_Do this_
Single out the lines that include the word "moyen". Copy them.

***** Data provided

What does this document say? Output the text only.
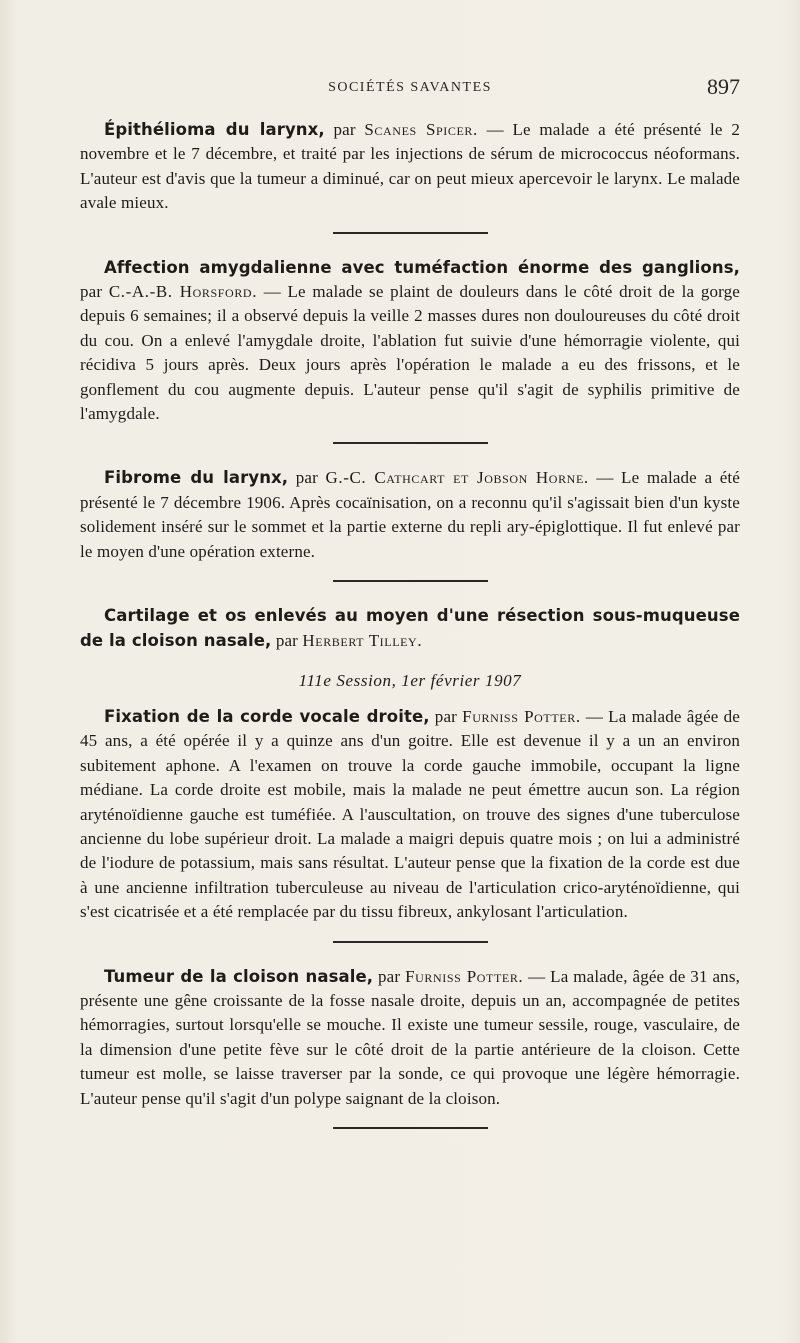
SOCIÉTÉS SAVANTES	897

Épithélioma du larynx, par Scanes Spicer. — Le malade a été présenté le 2 novembre et le 7 décembre, et traité par les injections de sérum de micrococcus néoformans. L'auteur est d'avis que la tumeur a diminué, car on peut mieux apercevoir le larynx. Le malade avale mieux.

Affection amygdalienne avec tuméfaction énorme des ganglions, par C.-A.-B. Horsford. — Le malade se plaint de douleurs dans le côté droit de la gorge depuis 6 semaines; il a observé depuis la veille 2 masses dures non douloureuses du côté droit du cou. On a enlevé l'amygdale droite, l'ablation fut suivie d'une hémorragie violente, qui récidiva 5 jours après. Deux jours après l'opération le malade a eu des frissons, et le gonflement du cou augmente depuis. L'auteur pense qu'il s'agit de syphilis primitive de l'amygdale.

Fibrome du larynx, par G.-C. Cathcart et Jobson Horne. — Le malade a été présenté le 7 décembre 1906. Après cocaïnisation, on a reconnu qu'il s'agissait bien d'un kyste solidement inséré sur le sommet et la partie externe du repli ary-épiglottique. Il fut enlevé par le moyen d'une opération externe.

Cartilage et os enlevés au moyen d'une résection sous-muqueuse de la cloison nasale, par Herbert Tilley.

111e Session, 1er février 1907

Fixation de la corde vocale droite, par Furniss Potter. — La malade âgée de 45 ans, a été opérée il y a quinze ans d'un goitre. Elle est devenue il y a un an environ subitement aphone. A l'examen on trouve la corde gauche immobile, occupant la ligne médiane. La corde droite est mobile, mais la malade ne peut émettre aucun son. La région aryténoïdienne gauche est tuméfiée. A l'auscultation, on trouve des signes d'une tuberculose ancienne du lobe supérieur droit. La malade a maigri depuis quatre mois ; on lui a administré de l'iodure de potassium, mais sans résultat. L'auteur pense que la fixation de la corde est due à une ancienne infiltration tuberculeuse au niveau de l'articulation crico-aryténoïdienne, qui s'est cicatrisée et a été remplacée par du tissu fibreux, ankylosant l'articulation.

Tumeur de la cloison nasale, par Furniss Potter. — La malade, âgée de 31 ans, présente une gêne croissante de la fosse nasale droite, depuis un an, accompagnée de petites hémorragies, surtout lorsqu'elle se mouche. Il existe une tumeur sessile, rouge, vasculaire, de la dimension d'une petite fève sur le côté droit de la partie antérieure de la cloison. Cette tumeur est molle, se laisse traverser par la sonde, ce qui provoque une légère hémorragie. L'auteur pense qu'il s'agit d'un polype saignant de la cloison.
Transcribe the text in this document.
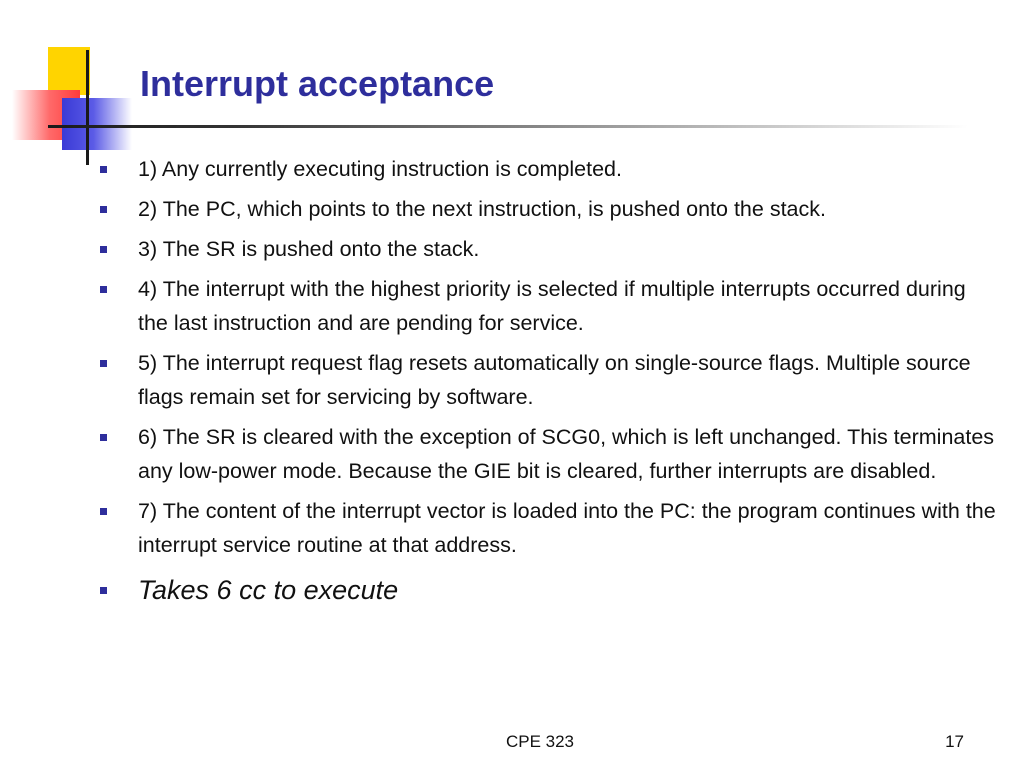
Interrupt acceptance
1) Any currently executing instruction is completed.
2) The PC, which points to the next instruction, is pushed onto the stack.
3) The SR is pushed onto the stack.
4) The interrupt with the highest priority is selected if multiple interrupts occurred during the last instruction and are pending for service.
5) The interrupt request flag resets automatically on single-source flags. Multiple source flags remain set for servicing by software.
6) The SR is cleared with the exception of SCG0, which is left unchanged. This terminates any low-power mode. Because the GIE bit is cleared, further interrupts are disabled.
7) The content of the interrupt vector is loaded into the PC: the program continues with the interrupt service routine at that address.
Takes 6 cc to execute
CPE 323	17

**********

_Written solution_
Fibrome du larynx, par G.-C. Cathcart et Jobson Horne. — Le malade a été présenté le 7 décembre 1906. Après cocaïnisation, on a reconnu qu'il s'agissait bien d'un kyste solidement inséré sur le sommet et la partie externe du repli ary-épiglottique. Il fut enlevé par le moyen d'une opération externe.
Cartilage et os enlevés au moyen d'une résection sous-muqueuse de la cloison nasale, par Herbert Tilley.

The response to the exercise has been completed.